THE EXERCISE
Pictures do not belong in the copy. Return all of the entries exactly.

- - - - - - -

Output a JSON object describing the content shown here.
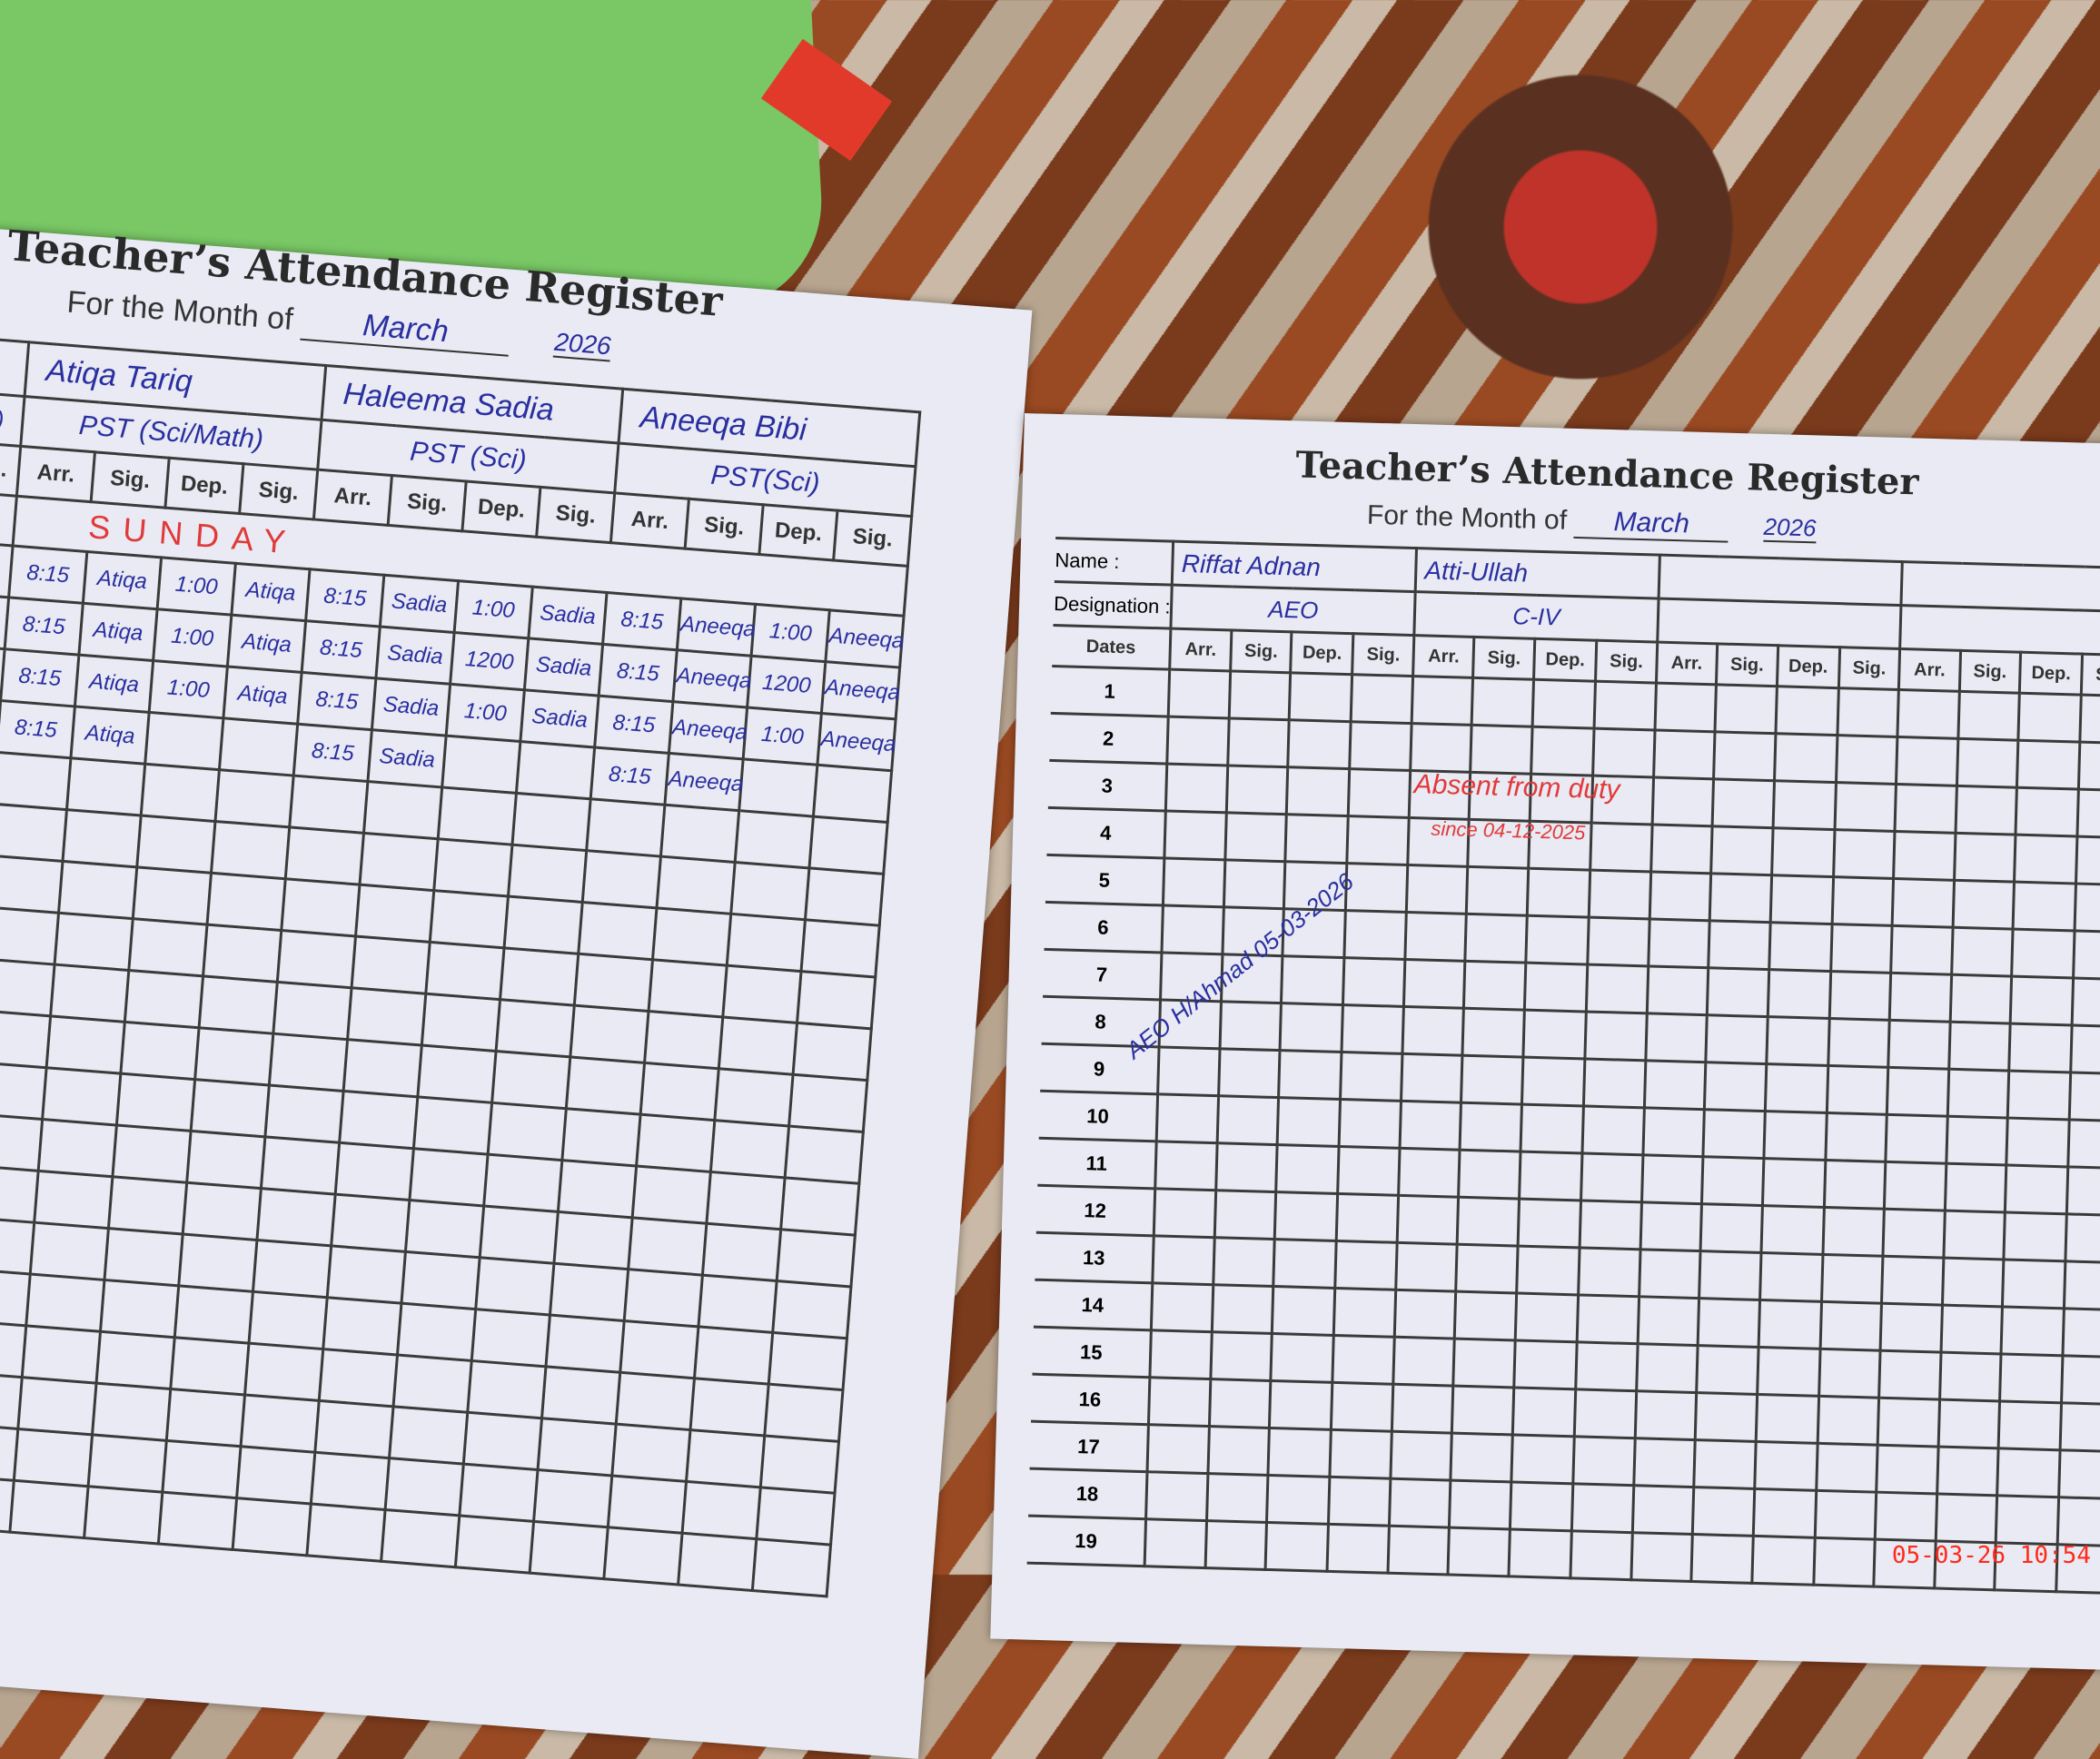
{
  "left_page": {
    "title": "Teacher’s Attendance Register",
    "month_label": "For the Month of",
    "month": "March",
    "year": "2026",
    "stub_labels": [
      "ts)",
      "Sig."
    ],
    "column_labels": [
      "Arr.",
      "Sig.",
      "Dep.",
      "Sig."
    ],
    "teachers": [
      {
        "name": "Atiqa Tariq",
        "designation": "PST (Sci/Math)"
      },
      {
        "name": "Haleema Sadia",
        "designation": "PST (Sci)"
      },
      {
        "name": "Aneeqa Bibi",
        "designation": "PST(Sci)"
      }
    ],
    "holiday_note": "SUNDAY",
    "rows": [
      [
        "8:15",
        "Atiqa",
        "1:00",
        "Atiqa",
        "8:15",
        "Sadia",
        "1:00",
        "Sadia",
        "8:15",
        "Aneeqa",
        "1:00",
        "Aneeqa"
      ],
      [
        "8:15",
        "Atiqa",
        "1:00",
        "Atiqa",
        "8:15",
        "Sadia",
        "1200",
        "Sadia",
        "8:15",
        "Aneeqa",
        "1200",
        "Aneeqa"
      ],
      [
        "8:15",
        "Atiqa",
        "1:00",
        "Atiqa",
        "8:15",
        "Sadia",
        "1:00",
        "Sadia",
        "8:15",
        "Aneeqa",
        "1:00",
        "Aneeqa"
      ],
      [
        "8:15",
        "Atiqa",
        "",
        "",
        "8:15",
        "Sadia",
        "",
        "",
        "8:15",
        "Aneeqa",
        "",
        ""
      ]
    ]
  },
  "right_page": {
    "title": "Teacher’s Attendance Register",
    "month_label": "For the Month of",
    "month": "March",
    "year": "2026",
    "name_label": "Name :",
    "designation_label": "Designation :",
    "dates_label": "Dates",
    "column_labels": [
      "Arr.",
      "Sig.",
      "Dep.",
      "Sig."
    ],
    "teachers": [
      {
        "name": "Riffat Adnan",
        "designation": "AEO"
      },
      {
        "name": "Atti-Ullah",
        "designation": "C-IV"
      },
      {
        "name": "",
        "designation": ""
      },
      {
        "name": "",
        "designation": ""
      }
    ],
    "dates": [
      "1",
      "2",
      "3",
      "4",
      "5",
      "6",
      "7",
      "8",
      "9",
      "10",
      "11",
      "12",
      "13",
      "14",
      "15",
      "16",
      "17",
      "18",
      "19"
    ],
    "absent_note": "Absent from duty",
    "absent_since": "since 04-12-2025",
    "signature": "AEO H/Ahmad 05-03-2026"
  },
  "photo_timestamp": "05-03-26 10:54",
  "colors": {
    "ink_blue": "#2a2fa0",
    "ink_red": "#e03a3a",
    "paper": "#e9eaf3",
    "timestamp": "#ff2a1a"
  }
}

- - - - - - -

FULL OUTPUT
Output a JSON object describing the content shown here.
{
  "left_page": {
    "title": "Teacher’s Attendance Register",
    "month_label": "For the Month of",
    "month": "March",
    "year": "2026",
    "stub_labels": [
      "ts)",
      "Sig."
    ],
    "column_labels": [
      "Arr.",
      "Sig.",
      "Dep.",
      "Sig."
    ],
    "teachers": [
      {
        "name": "Atiqa Tariq",
        "designation": "PST (Sci/Math)"
      },
      {
        "name": "Haleema Sadia",
        "designation": "PST (Sci)"
      },
      {
        "name": "Aneeqa Bibi",
        "designation": "PST(Sci)"
      }
    ],
    "holiday_note": "SUNDAY",
    "rows": [
      [
        "8:15",
        "Atiqa",
        "1:00",
        "Atiqa",
        "8:15",
        "Sadia",
        "1:00",
        "Sadia",
        "8:15",
        "Aneeqa",
        "1:00",
        "Aneeqa"
      ],
      [
        "8:15",
        "Atiqa",
        "1:00",
        "Atiqa",
        "8:15",
        "Sadia",
        "1200",
        "Sadia",
        "8:15",
        "Aneeqa",
        "1200",
        "Aneeqa"
      ],
      [
        "8:15",
        "Atiqa",
        "1:00",
        "Atiqa",
        "8:15",
        "Sadia",
        "1:00",
        "Sadia",
        "8:15",
        "Aneeqa",
        "1:00",
        "Aneeqa"
      ],
      [
        "8:15",
        "Atiqa",
        "",
        "",
        "8:15",
        "Sadia",
        "",
        "",
        "8:15",
        "Aneeqa",
        "",
        ""
      ]
    ]
  },
  "right_page": {
    "title": "Teacher’s Attendance Register",
    "month_label": "For the Month of",
    "month": "March",
    "year": "2026",
    "name_label": "Name :",
    "designation_label": "Designation :",
    "dates_label": "Dates",
    "column_labels": [
      "Arr.",
      "Sig.",
      "Dep.",
      "Sig."
    ],
    "teachers": [
      {
        "name": "Riffat Adnan",
        "designation": "AEO"
      },
      {
        "name": "Atti-Ullah",
        "designation": "C-IV"
      },
      {
        "name": "",
        "designation": ""
      },
      {
        "name": "",
        "designation": ""
      }
    ],
    "dates": [
      "1",
      "2",
      "3",
      "4",
      "5",
      "6",
      "7",
      "8",
      "9",
      "10",
      "11",
      "12",
      "13",
      "14",
      "15",
      "16",
      "17",
      "18",
      "19"
    ],
    "absent_note": "Absent from duty",
    "absent_since": "since 04-12-2025",
    "signature": "AEO H/Ahmad 05-03-2026"
  },
  "photo_timestamp": "05-03-26 10:54",
  "colors": {
    "ink_blue": "#2a2fa0",
    "ink_red": "#e03a3a",
    "paper": "#e9eaf3",
    "timestamp": "#ff2a1a"
  }
}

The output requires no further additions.